WHAT IS ASKED:
Can you transcribe every record below exactly as it appears?

RECORDS SHOWN:

■ ■ ■ ■ ■

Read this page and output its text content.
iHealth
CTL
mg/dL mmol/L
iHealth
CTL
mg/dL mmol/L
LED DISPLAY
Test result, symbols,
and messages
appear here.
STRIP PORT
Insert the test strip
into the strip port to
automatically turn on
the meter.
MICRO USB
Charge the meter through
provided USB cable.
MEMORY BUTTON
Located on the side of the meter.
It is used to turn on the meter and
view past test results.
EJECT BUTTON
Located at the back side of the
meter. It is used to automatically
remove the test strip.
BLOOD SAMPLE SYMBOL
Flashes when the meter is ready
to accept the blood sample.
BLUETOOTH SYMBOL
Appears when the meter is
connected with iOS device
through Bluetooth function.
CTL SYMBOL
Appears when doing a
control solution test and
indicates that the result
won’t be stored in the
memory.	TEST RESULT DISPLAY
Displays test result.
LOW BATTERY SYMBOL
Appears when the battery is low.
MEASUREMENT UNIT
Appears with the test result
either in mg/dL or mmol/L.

■ ■ ■ ■ ■

REPLY:
Read this page and output its text content.
iHealth
CTL
mg/dL mmol/L
iHealth
CTL
mg/dL mmol/L
LED DISPLAY
Test result, symbols,
and messages
appear here.
STRIP PORT
Insert the test strip
into the strip port to
automatically turn on
the meter.
MICRO USB
Charge the meter through
provided USB cable.
MEMORY BUTTON
Located on the side of the meter.
It is used to turn on the meter and
view past test results.
EJECT BUTTON
Located at the back side of the
meter. It is used to automatically
remove the test strip.
BLOOD SAMPLE SYMBOL
Flashes when the meter is ready
to accept the blood sample.
BLUETOOTH SYMBOL
Appears when the meter is
connected with iOS device
through Bluetooth function.
CTL SYMBOL
Appears when doing a
control solution test and
indicates that the result
won’t be stored in the
memory.	TEST RESULT DISPLAY
Displays test result.
LOW BATTERY SYMBOL
Appears when the battery is low.
MEASUREMENT UNIT
Appears with the test result
either in mg/dL or mmol/L.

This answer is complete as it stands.